### Problem details
Go through the listing below and list every line with "viết".
# START OF Provided entries
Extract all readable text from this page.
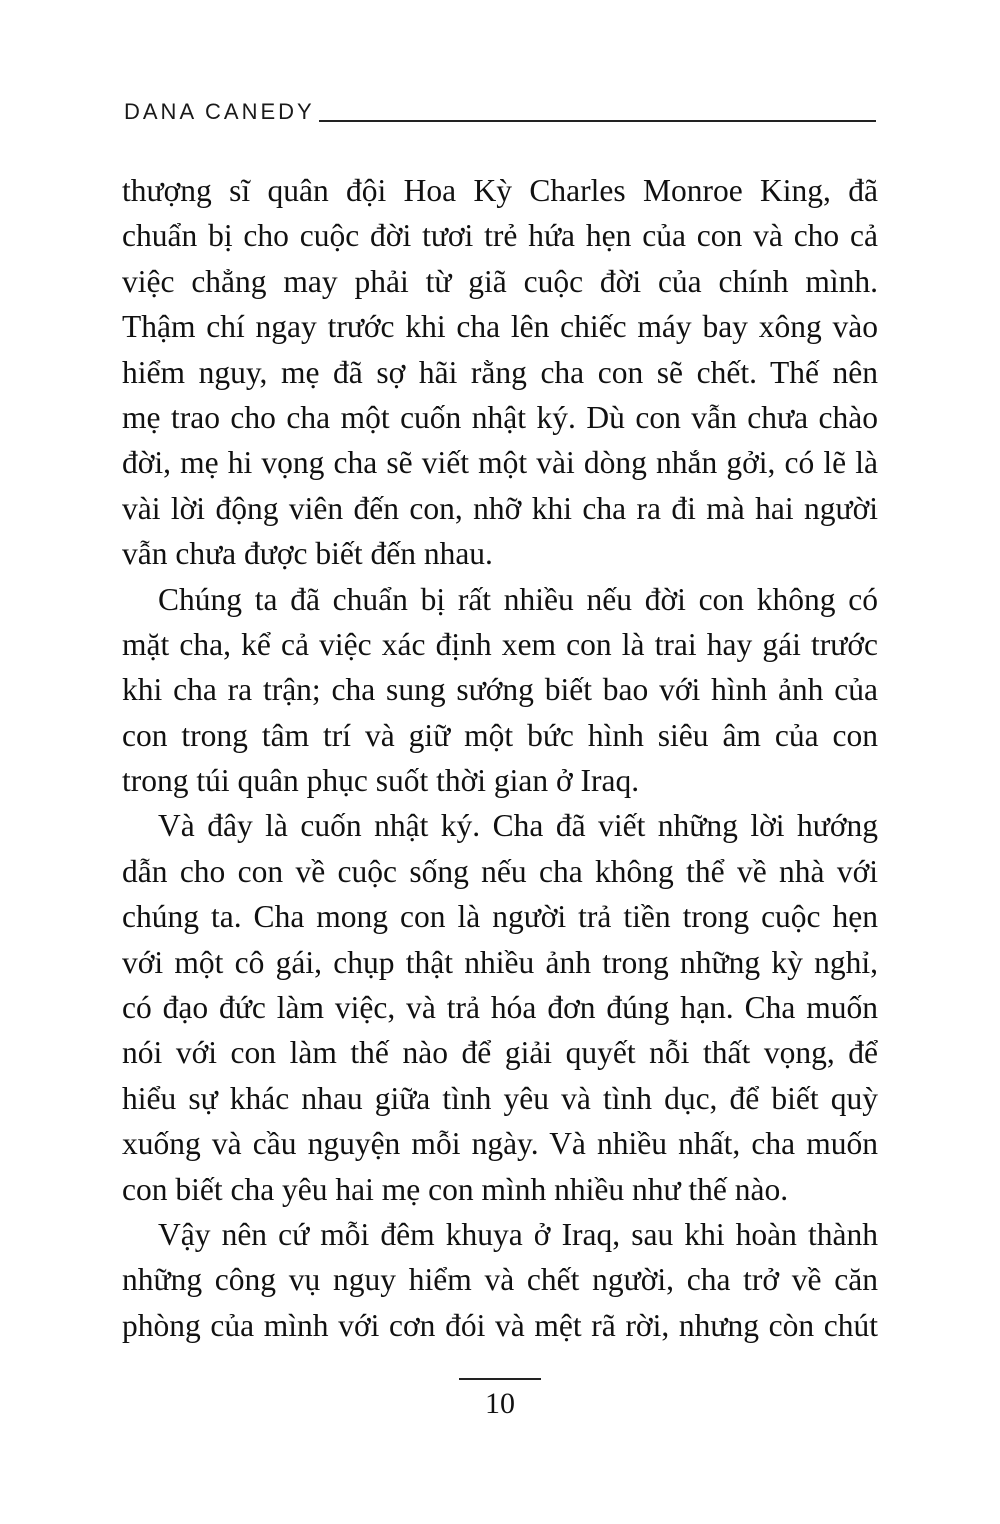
DANA CANEDY
thượng sĩ quân đội Hoa Kỳ Charles Monroe King, đã
chuẩn bị cho cuộc đời tươi trẻ hứa hẹn của con và cho cả
việc chẳng may phải từ giã cuộc đời của chính mình.
Thậm chí ngay trước khi cha lên chiếc máy bay xông vào
hiểm nguy, mẹ đã sợ hãi rằng cha con sẽ chết. Thế nên
mẹ trao cho cha một cuốn nhật ký. Dù con vẫn chưa chào
đời, mẹ hi vọng cha sẽ viết một vài dòng nhắn gởi, có lẽ là
vài lời động viên đến con, nhỡ khi cha ra đi mà hai người
vẫn chưa được biết đến nhau.
Chúng ta đã chuẩn bị rất nhiều nếu đời con không có
mặt cha, kể cả việc xác định xem con là trai hay gái trước
khi cha ra trận; cha sung sướng biết bao với hình ảnh của
con trong tâm trí và giữ một bức hình siêu âm của con
trong túi quân phục suốt thời gian ở Iraq.
Và đây là cuốn nhật ký. Cha đã viết những lời hướng
dẫn cho con về cuộc sống nếu cha không thể về nhà với
chúng ta. Cha mong con là người trả tiền trong cuộc hẹn
với một cô gái, chụp thật nhiều ảnh trong những kỳ nghỉ,
có đạo đức làm việc, và trả hóa đơn đúng hạn. Cha muốn
nói với con làm thế nào để giải quyết nỗi thất vọng, để
hiểu sự khác nhau giữa tình yêu và tình dục, để biết quỳ
xuống và cầu nguyện mỗi ngày. Và nhiều nhất, cha muốn
con biết cha yêu hai mẹ con mình nhiều như thế nào.
Vậy nên cứ mỗi đêm khuya ở Iraq, sau khi hoàn thành
những công vụ nguy hiểm và chết người, cha trở về căn
phòng của mình với cơn đói và mệt rã rời, nhưng còn chút
10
# END OF Provided entries
### Full output
đời, mẹ hi vọng cha sẽ viết một vài dòng nhắn gởi, có lẽ là
Và đây là cuốn nhật ký. Cha đã viết những lời hướng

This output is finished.